JOB: Count the lines below that contain the word "Otto", and reply with that number alone.

>> START EXTRACTED INFORMATION

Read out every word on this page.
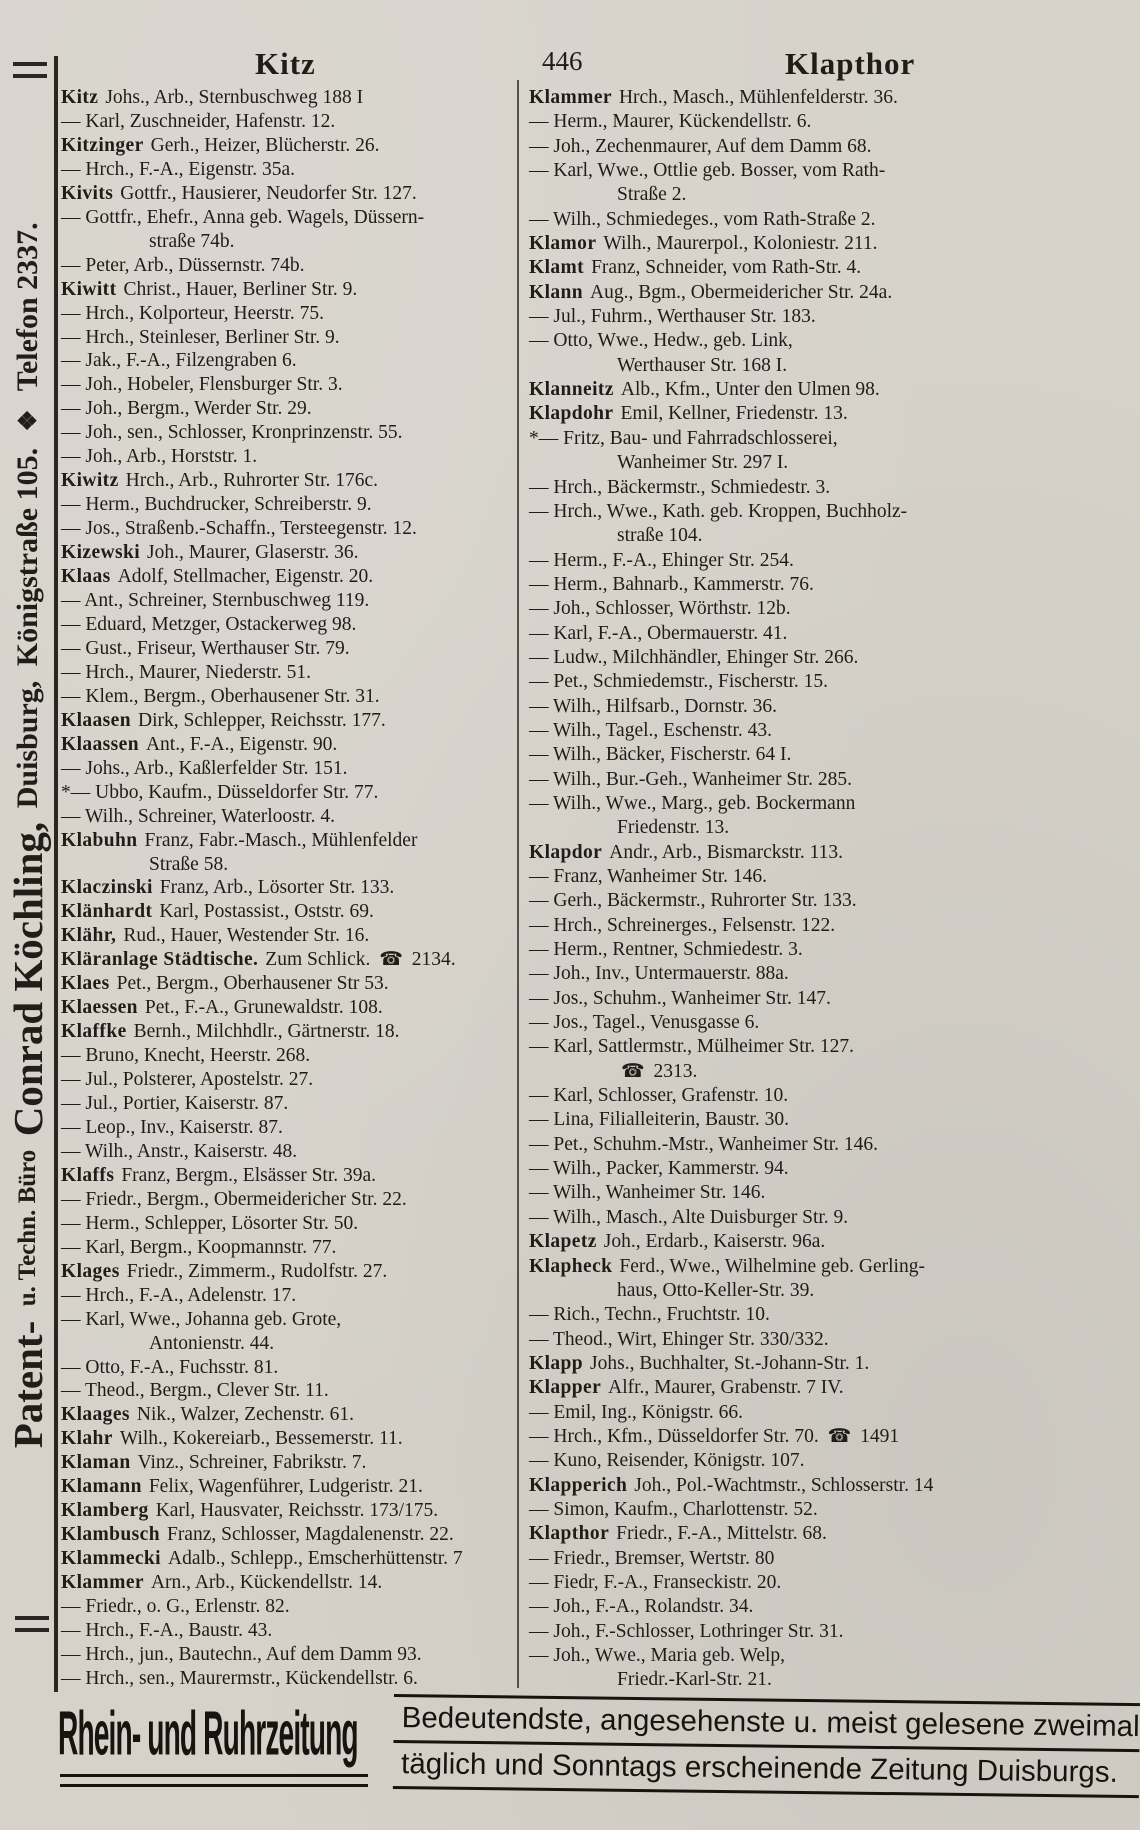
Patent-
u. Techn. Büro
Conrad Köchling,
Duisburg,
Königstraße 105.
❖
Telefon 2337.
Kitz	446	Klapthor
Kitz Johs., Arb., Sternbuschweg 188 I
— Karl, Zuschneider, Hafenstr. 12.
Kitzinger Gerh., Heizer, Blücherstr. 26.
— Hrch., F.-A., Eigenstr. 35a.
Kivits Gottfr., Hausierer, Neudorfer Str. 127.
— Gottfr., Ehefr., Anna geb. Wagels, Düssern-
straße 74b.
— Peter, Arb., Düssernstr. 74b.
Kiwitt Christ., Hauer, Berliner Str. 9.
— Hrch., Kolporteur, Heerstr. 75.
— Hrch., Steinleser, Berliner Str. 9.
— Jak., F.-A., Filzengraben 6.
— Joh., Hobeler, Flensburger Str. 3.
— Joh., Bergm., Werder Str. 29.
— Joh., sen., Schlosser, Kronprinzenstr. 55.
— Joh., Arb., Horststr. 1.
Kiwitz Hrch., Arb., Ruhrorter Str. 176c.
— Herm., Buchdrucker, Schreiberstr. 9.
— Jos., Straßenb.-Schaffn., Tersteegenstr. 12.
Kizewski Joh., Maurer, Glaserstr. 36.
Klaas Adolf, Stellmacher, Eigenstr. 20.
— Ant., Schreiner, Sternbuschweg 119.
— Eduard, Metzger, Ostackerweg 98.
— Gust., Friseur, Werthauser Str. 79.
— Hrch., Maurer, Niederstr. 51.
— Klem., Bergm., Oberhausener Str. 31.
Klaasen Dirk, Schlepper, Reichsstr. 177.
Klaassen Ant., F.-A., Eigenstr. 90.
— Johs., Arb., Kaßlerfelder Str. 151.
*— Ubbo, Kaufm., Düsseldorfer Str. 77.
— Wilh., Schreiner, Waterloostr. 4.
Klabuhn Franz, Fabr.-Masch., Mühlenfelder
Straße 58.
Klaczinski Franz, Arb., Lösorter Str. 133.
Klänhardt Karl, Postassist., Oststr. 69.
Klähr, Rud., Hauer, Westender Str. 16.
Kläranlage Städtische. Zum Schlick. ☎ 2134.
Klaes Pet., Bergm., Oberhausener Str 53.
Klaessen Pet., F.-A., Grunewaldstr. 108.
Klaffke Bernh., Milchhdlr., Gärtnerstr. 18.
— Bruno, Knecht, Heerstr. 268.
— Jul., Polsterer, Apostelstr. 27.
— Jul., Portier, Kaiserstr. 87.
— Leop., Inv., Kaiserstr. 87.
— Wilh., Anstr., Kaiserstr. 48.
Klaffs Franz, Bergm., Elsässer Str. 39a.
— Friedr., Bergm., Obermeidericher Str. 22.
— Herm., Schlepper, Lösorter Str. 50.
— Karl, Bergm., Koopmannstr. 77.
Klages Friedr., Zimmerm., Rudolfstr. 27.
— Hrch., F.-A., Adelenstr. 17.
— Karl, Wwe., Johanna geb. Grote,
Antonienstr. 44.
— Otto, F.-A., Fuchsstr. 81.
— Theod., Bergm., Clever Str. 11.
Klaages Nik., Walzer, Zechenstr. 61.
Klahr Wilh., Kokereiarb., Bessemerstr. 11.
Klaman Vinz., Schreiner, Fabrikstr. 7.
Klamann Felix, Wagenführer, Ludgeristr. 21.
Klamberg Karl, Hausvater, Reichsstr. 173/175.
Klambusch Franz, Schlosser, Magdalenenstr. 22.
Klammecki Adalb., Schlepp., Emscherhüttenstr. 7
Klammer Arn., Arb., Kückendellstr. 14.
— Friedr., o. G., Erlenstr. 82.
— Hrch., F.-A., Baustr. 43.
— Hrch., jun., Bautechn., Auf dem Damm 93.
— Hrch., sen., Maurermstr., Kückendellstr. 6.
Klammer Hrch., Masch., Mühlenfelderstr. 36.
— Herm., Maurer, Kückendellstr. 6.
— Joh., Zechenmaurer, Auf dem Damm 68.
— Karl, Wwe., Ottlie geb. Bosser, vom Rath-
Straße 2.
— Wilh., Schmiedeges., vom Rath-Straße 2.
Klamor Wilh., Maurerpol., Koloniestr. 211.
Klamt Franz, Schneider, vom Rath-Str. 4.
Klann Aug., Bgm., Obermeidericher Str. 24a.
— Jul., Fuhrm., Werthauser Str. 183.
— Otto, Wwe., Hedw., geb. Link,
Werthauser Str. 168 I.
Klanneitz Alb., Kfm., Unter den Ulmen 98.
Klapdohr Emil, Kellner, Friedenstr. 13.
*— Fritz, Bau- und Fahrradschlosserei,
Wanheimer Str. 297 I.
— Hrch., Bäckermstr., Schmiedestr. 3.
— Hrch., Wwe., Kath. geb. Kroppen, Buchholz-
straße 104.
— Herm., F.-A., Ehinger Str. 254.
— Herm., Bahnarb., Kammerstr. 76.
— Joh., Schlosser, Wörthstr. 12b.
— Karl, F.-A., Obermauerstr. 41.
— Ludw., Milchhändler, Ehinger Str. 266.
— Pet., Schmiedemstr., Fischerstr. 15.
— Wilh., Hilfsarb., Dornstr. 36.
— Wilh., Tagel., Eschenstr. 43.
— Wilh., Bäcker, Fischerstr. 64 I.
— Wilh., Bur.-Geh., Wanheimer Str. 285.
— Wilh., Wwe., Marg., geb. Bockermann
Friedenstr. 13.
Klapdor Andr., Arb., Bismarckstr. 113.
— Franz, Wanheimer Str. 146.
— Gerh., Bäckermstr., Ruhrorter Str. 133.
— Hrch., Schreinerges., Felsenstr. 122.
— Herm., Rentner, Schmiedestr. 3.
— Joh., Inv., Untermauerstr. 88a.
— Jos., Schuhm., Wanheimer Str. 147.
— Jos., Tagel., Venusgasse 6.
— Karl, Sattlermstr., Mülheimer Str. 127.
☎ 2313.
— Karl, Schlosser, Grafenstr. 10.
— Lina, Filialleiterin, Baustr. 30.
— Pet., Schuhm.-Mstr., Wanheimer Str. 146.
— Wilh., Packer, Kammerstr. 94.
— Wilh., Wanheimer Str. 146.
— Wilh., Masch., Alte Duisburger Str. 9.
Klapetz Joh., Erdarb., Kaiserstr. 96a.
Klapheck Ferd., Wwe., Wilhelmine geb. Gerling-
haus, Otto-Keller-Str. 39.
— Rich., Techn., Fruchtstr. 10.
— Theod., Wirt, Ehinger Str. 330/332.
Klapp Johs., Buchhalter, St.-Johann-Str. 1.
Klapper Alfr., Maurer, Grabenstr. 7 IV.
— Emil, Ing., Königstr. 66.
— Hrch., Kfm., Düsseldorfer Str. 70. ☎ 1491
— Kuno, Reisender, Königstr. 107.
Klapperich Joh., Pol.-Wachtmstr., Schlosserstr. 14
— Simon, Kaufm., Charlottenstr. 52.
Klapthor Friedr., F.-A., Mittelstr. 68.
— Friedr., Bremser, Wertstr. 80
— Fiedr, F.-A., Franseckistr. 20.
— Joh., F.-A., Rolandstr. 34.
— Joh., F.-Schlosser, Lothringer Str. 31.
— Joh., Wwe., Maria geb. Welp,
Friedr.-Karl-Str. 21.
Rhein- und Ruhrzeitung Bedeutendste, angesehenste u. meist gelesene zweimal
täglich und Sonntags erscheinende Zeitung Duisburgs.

>> END EXTRACTED INFORMATION
>> START EXTRACTED INFORMATION

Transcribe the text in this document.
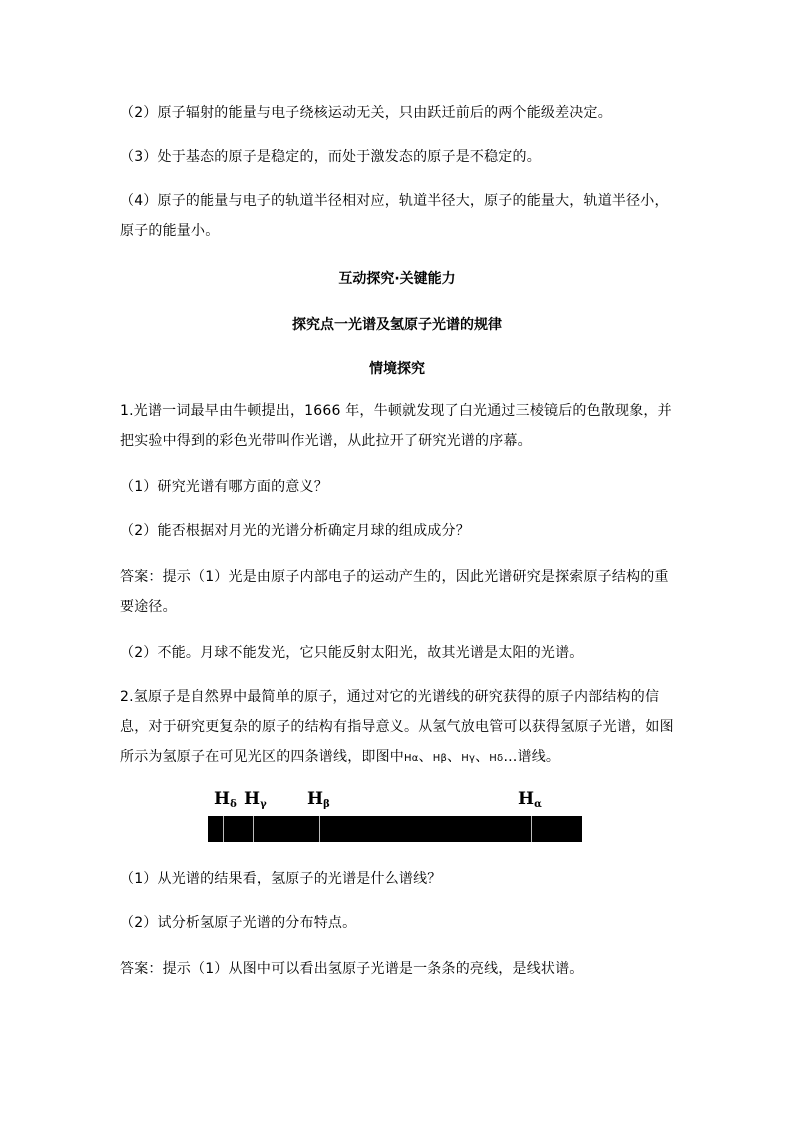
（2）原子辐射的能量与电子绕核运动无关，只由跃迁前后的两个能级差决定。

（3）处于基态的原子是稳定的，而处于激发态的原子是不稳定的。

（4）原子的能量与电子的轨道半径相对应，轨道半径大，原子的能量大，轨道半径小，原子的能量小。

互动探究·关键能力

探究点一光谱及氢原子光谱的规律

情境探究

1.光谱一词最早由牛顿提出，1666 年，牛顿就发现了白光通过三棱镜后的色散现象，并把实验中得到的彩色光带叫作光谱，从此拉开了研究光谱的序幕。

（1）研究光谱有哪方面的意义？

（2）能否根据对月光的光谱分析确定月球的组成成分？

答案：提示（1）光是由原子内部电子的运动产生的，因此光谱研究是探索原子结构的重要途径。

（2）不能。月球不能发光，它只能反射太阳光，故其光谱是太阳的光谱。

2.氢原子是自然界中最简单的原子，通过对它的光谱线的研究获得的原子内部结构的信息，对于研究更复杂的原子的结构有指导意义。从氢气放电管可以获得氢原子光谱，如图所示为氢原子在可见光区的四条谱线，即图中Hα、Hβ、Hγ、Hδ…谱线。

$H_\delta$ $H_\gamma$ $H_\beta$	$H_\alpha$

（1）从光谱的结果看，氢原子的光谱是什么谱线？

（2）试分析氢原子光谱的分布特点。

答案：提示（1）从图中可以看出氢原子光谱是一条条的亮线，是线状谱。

>> END EXTRACTED INFORMATION

COMPLETE OUTPUT: 3